Begin MATERIAL FOR THIS EXERCISE

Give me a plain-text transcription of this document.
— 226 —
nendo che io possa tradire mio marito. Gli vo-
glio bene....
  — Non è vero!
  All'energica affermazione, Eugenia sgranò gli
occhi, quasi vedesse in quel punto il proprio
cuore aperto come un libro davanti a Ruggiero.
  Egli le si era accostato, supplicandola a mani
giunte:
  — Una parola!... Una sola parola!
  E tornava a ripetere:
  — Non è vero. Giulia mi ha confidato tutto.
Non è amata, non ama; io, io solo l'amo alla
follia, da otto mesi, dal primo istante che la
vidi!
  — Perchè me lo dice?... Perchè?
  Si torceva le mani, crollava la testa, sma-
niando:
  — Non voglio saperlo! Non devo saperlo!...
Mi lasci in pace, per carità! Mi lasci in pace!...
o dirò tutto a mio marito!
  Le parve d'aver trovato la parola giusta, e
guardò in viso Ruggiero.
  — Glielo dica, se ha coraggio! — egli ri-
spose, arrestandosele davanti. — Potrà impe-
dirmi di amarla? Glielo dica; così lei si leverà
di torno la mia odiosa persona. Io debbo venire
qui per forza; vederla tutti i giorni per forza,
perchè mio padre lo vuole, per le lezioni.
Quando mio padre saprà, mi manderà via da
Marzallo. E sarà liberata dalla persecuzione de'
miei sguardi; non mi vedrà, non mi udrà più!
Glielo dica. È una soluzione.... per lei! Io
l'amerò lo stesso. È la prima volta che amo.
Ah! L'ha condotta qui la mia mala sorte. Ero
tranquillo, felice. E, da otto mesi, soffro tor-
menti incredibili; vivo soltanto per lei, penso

End MATERIAL FOR THIS EXERCISE

**TASK OBJECTIVE:** Pull every line containing the word "vero" out of the entries above.

**SOLUTION FOR THIS PROBLEM:**
  — Non è vero!
  — Non è vero. Giulia mi ha confidato tutto.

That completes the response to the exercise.